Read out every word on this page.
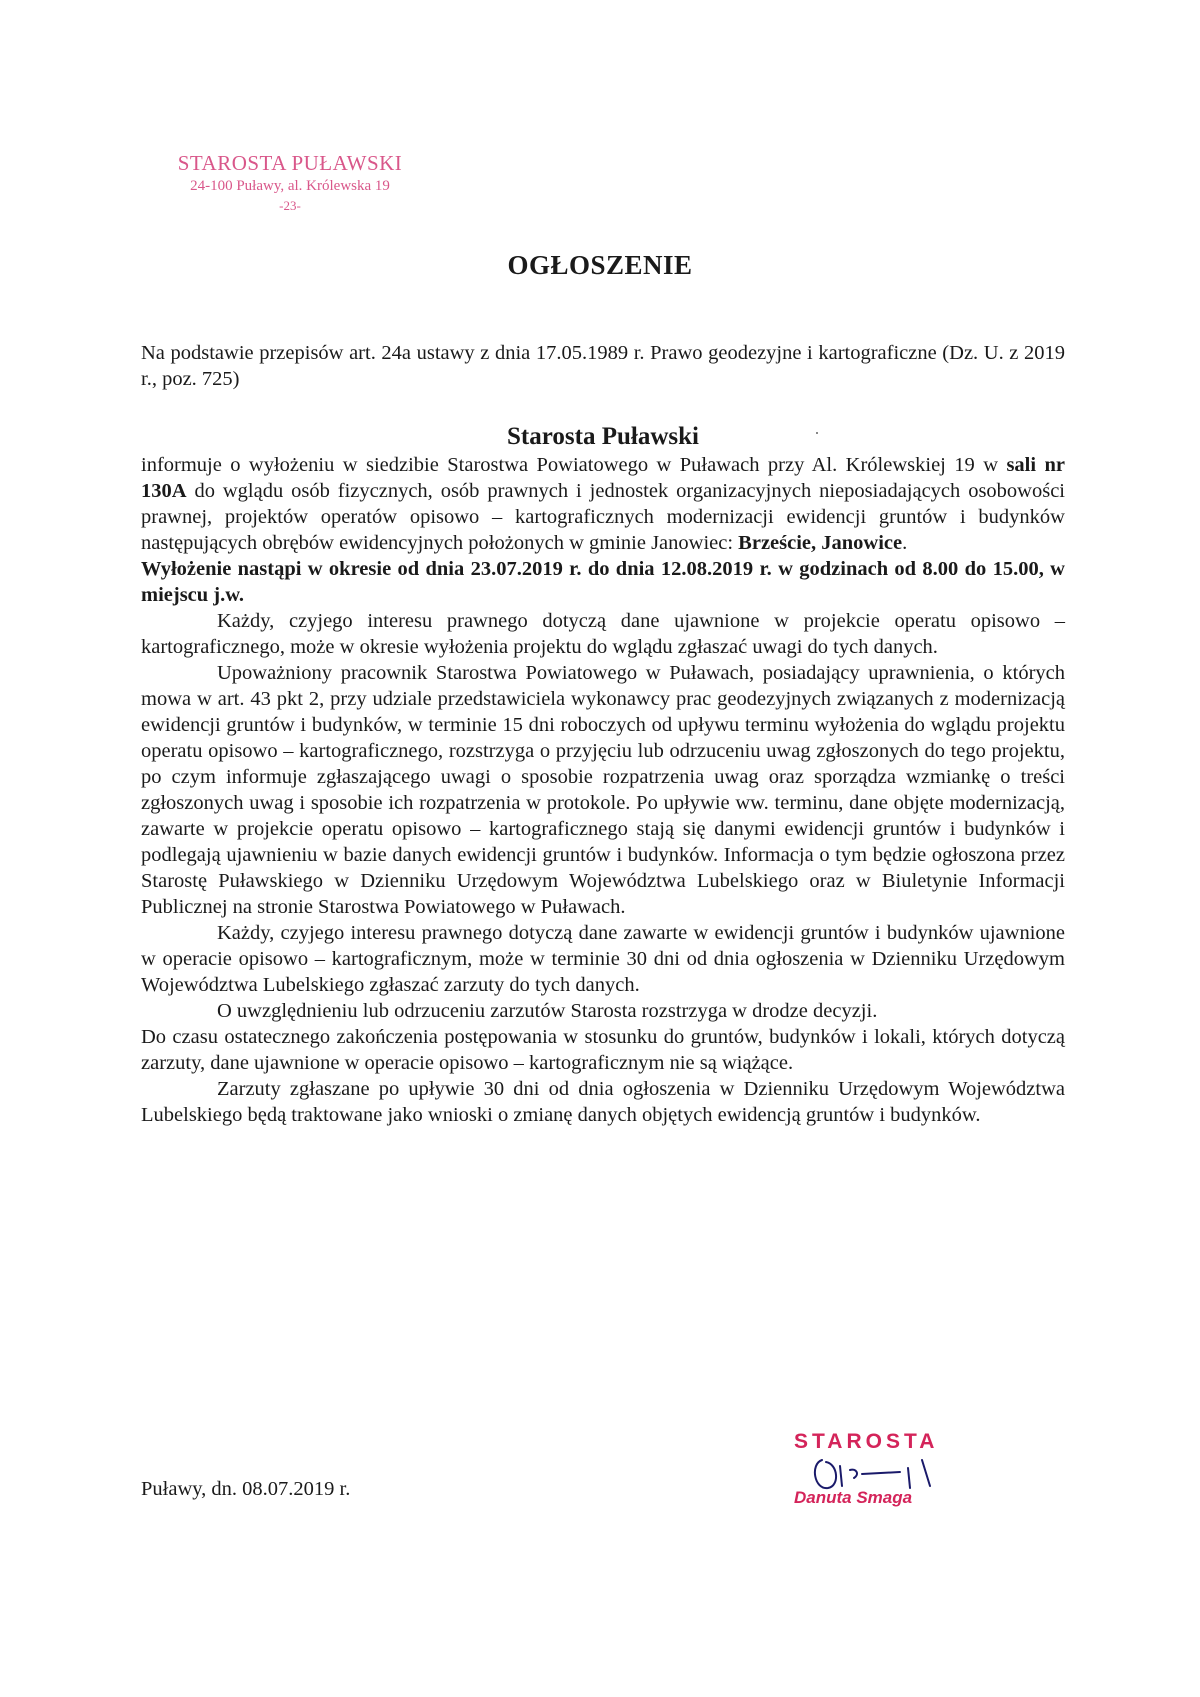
STAROSTA PUŁAWSKI
24-100 Puławy, al. Królewska 19
-23-
OGŁOSZENIE

Na podstawie przepisów art. 24a ustawy z dnia 17.05.1989 r. Prawo geodezyjne i kartograficzne (Dz. U. z 2019 r., poz. 725)

Starosta Puławski

informuje o wyłożeniu w siedzibie Starostwa Powiatowego w Puławach przy Al. Królewskiej 19 w sali nr 130A do wglądu osób fizycznych, osób prawnych i jednostek organizacyjnych nieposiadających osobowości prawnej, projektów operatów opisowo – kartograficznych modernizacji ewidencji gruntów i budynków następujących obrębów ewidencyjnych położonych w gminie Janowiec: Brzeście, Janowice.

Wyłożenie nastąpi w okresie od dnia 23.07.2019 r. do dnia 12.08.2019 r. w godzinach od 8.00 do 15.00, w miejscu j.w.

Każdy, czyjego interesu prawnego dotyczą dane ujawnione w projekcie operatu opisowo – kartograficznego, może w okresie wyłożenia projektu do wglądu zgłaszać uwagi do tych danych.

Upoważniony pracownik Starostwa Powiatowego w Puławach, posiadający uprawnienia, o których mowa w art. 43 pkt 2, przy udziale przedstawiciela wykonawcy prac geodezyjnych związanych z modernizacją ewidencji gruntów i budynków, w terminie 15 dni roboczych od upływu terminu wyłożenia do wglądu projektu operatu opisowo – kartograficznego, rozstrzyga o przyjęciu lub odrzuceniu uwag zgłoszonych do tego projektu, po czym informuje zgłaszającego uwagi o sposobie rozpatrzenia uwag oraz sporządza wzmiankę o treści zgłoszonych uwag i sposobie ich rozpatrzenia w protokole. Po upływie ww. terminu, dane objęte modernizacją, zawarte w projekcie operatu opisowo – kartograficznego stają się danymi ewidencji gruntów i budynków i podlegają ujawnieniu w bazie danych ewidencji gruntów i budynków. Informacja o tym będzie ogłoszona przez Starostę Puławskiego w Dzienniku Urzędowym Województwa Lubelskiego oraz w Biuletynie Informacji Publicznej na stronie Starostwa Powiatowego w Puławach.

Każdy, czyjego interesu prawnego dotyczą dane zawarte w ewidencji gruntów i budynków ujawnione w operacie opisowo – kartograficznym, może w terminie 30 dni od dnia ogłoszenia w Dzienniku Urzędowym Województwa Lubelskiego zgłaszać zarzuty do tych danych.

O uwzględnieniu lub odrzuceniu zarzutów Starosta rozstrzyga w drodze decyzji.

Do czasu ostatecznego zakończenia postępowania w stosunku do gruntów, budynków i lokali, których dotyczą zarzuty, dane ujawnione w operacie opisowo – kartograficznym nie są wiążące.

Zarzuty zgłaszane po upływie 30 dni od dnia ogłoszenia w Dzienniku Urzędowym Województwa Lubelskiego będą traktowane jako wnioski o zmianę danych objętych ewidencją gruntów i budynków.

Puławy, dn. 08.07.2019 r.
STAROSTA
Danuta Smaga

■ **Goal**: Exclude the pictures. Write out the remaining data exactly.

■ **Answer for the task**:
Read out every word on this page.
STAROSTA PUŁAWSKI
24-100 Puławy, al. Królewska 19
-23-
OGŁOSZENIE

Na podstawie przepisów art. 24a ustawy z dnia 17.05.1989 r. Prawo geodezyjne i kartograficzne (Dz. U. z 2019 r., poz. 725)

Starosta Puławski

informuje o wyłożeniu w siedzibie Starostwa Powiatowego w Puławach przy Al. Królewskiej 19 w sali nr 130A do wglądu osób fizycznych, osób prawnych i jednostek organizacyjnych nieposiadających osobowości prawnej, projektów operatów opisowo – kartograficznych modernizacji ewidencji gruntów i budynków następujących obrębów ewidencyjnych położonych w gminie Janowiec: Brzeście, Janowice.

Wyłożenie nastąpi w okresie od dnia 23.07.2019 r. do dnia 12.08.2019 r. w godzinach od 8.00 do 15.00, w miejscu j.w.

Każdy, czyjego interesu prawnego dotyczą dane ujawnione w projekcie operatu opisowo – kartograficznego, może w okresie wyłożenia projektu do wglądu zgłaszać uwagi do tych danych.

Upoważniony pracownik Starostwa Powiatowego w Puławach, posiadający uprawnienia, o których mowa w art. 43 pkt 2, przy udziale przedstawiciela wykonawcy prac geodezyjnych związanych z modernizacją ewidencji gruntów i budynków, w terminie 15 dni roboczych od upływu terminu wyłożenia do wglądu projektu operatu opisowo – kartograficznego, rozstrzyga o przyjęciu lub odrzuceniu uwag zgłoszonych do tego projektu, po czym informuje zgłaszającego uwagi o sposobie rozpatrzenia uwag oraz sporządza wzmiankę o treści zgłoszonych uwag i sposobie ich rozpatrzenia w protokole. Po upływie ww. terminu, dane objęte modernizacją, zawarte w projekcie operatu opisowo – kartograficznego stają się danymi ewidencji gruntów i budynków i podlegają ujawnieniu w bazie danych ewidencji gruntów i budynków. Informacja o tym będzie ogłoszona przez Starostę Puławskiego w Dzienniku Urzędowym Województwa Lubelskiego oraz w Biuletynie Informacji Publicznej na stronie Starostwa Powiatowego w Puławach.

Każdy, czyjego interesu prawnego dotyczą dane zawarte w ewidencji gruntów i budynków ujawnione w operacie opisowo – kartograficznym, może w terminie 30 dni od dnia ogłoszenia w Dzienniku Urzędowym Województwa Lubelskiego zgłaszać zarzuty do tych danych.

O uwzględnieniu lub odrzuceniu zarzutów Starosta rozstrzyga w drodze decyzji.

Do czasu ostatecznego zakończenia postępowania w stosunku do gruntów, budynków i lokali, których dotyczą zarzuty, dane ujawnione w operacie opisowo – kartograficznym nie są wiążące.

Zarzuty zgłaszane po upływie 30 dni od dnia ogłoszenia w Dzienniku Urzędowym Województwa Lubelskiego będą traktowane jako wnioski o zmianę danych objętych ewidencją gruntów i budynków.

Puławy, dn. 08.07.2019 r.
STAROSTA
Danuta Smaga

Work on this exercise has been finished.